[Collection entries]
▼

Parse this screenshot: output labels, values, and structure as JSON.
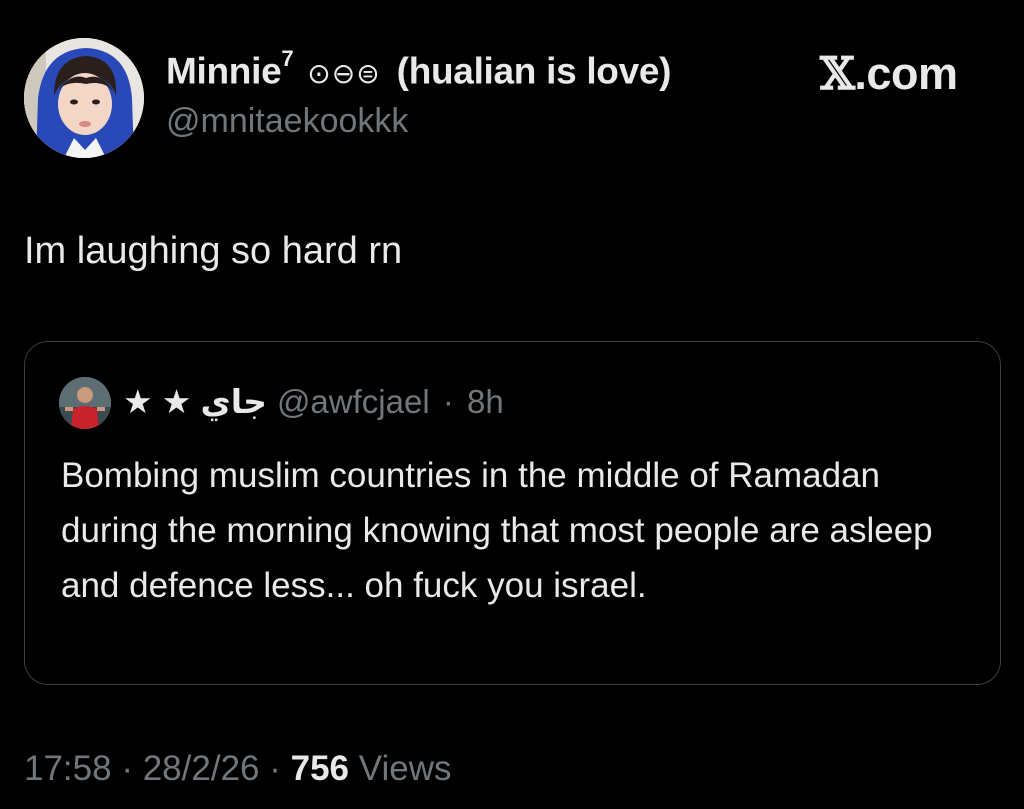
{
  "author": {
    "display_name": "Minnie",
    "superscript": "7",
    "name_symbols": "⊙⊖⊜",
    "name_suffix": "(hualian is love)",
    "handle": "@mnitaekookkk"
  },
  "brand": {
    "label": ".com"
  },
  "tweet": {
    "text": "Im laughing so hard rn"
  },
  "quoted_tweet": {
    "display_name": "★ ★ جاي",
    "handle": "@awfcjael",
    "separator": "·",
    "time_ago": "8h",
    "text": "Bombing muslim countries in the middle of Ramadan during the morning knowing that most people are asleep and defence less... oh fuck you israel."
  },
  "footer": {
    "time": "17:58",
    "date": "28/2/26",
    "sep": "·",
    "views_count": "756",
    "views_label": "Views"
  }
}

▲

▸ WHAT NEEDS TO BE DONE
Make an exact copy of the listing above. Do not include the pictures.

▸ RESULT OF THE EXERCISE
Parse this screenshot: output labels, values, and structure as JSON.
{
  "author": {
    "display_name": "Minnie",
    "superscript": "7",
    "name_symbols": "⊙⊖⊜",
    "name_suffix": "(hualian is love)",
    "handle": "@mnitaekookkk"
  },
  "brand": {
    "label": ".com"
  },
  "tweet": {
    "text": "Im laughing so hard rn"
  },
  "quoted_tweet": {
    "display_name": "★ ★ جاي",
    "handle": "@awfcjael",
    "separator": "·",
    "time_ago": "8h",
    "text": "Bombing muslim countries in the middle of Ramadan during the morning knowing that most people are asleep and defence less... oh fuck you israel."
  },
  "footer": {
    "time": "17:58",
    "date": "28/2/26",
    "sep": "·",
    "views_count": "756",
    "views_label": "Views"
  }
}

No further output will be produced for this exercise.